- JOB
Reproduce the records word for word from the first line through the line containing "high-temperature: 74° (1122, 727, 1173, 764)", including that line.

- SOURCE DATA

____________

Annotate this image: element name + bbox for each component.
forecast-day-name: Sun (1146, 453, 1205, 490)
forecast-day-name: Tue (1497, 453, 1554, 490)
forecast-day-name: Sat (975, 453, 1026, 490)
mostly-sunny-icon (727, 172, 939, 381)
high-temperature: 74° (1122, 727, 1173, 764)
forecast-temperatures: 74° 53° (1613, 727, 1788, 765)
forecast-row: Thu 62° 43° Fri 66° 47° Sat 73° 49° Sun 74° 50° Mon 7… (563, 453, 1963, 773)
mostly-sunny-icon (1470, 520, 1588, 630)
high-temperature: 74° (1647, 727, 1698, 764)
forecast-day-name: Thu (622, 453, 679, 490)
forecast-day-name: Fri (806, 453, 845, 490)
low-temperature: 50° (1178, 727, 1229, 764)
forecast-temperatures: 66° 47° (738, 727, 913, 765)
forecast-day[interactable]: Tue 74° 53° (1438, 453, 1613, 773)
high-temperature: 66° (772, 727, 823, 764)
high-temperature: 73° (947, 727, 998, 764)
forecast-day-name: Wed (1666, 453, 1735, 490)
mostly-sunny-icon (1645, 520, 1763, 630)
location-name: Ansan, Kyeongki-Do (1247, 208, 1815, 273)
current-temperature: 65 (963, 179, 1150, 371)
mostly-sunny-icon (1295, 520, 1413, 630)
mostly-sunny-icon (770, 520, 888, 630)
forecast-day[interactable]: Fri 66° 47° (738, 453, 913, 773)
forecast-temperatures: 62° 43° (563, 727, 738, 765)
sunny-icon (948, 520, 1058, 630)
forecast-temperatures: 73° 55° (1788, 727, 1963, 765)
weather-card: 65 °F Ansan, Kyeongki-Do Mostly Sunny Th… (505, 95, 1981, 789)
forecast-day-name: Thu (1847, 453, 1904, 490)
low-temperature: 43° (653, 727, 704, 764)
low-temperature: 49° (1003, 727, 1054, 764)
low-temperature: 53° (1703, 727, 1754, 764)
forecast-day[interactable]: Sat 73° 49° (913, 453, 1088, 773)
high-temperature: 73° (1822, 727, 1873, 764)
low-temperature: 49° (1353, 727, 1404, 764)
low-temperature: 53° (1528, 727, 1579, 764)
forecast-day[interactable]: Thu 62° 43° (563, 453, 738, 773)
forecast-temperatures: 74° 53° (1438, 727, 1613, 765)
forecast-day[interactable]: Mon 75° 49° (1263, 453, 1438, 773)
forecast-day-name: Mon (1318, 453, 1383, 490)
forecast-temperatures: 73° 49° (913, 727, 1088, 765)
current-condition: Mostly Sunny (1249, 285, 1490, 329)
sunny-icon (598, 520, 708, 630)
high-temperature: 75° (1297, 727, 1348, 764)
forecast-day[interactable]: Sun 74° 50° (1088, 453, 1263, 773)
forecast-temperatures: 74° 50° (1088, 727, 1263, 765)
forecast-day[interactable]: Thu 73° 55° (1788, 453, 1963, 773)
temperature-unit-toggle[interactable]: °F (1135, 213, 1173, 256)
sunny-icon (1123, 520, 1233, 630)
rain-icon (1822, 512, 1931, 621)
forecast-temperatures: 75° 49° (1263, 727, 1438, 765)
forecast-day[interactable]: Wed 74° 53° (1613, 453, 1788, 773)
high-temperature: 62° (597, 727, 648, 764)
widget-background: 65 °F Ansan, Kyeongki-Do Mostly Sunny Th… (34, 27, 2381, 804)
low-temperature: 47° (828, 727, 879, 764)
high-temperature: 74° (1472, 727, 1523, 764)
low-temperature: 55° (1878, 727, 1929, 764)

____________

- SOLUTION FOR THIS PROBLEM
Annotate this image: element name + bbox for each component.
forecast-day-name: Sun (1146, 453, 1205, 490)
forecast-day-name: Tue (1497, 453, 1554, 490)
forecast-day-name: Sat (975, 453, 1026, 490)
mostly-sunny-icon (727, 172, 939, 381)
high-temperature: 74° (1122, 727, 1173, 764)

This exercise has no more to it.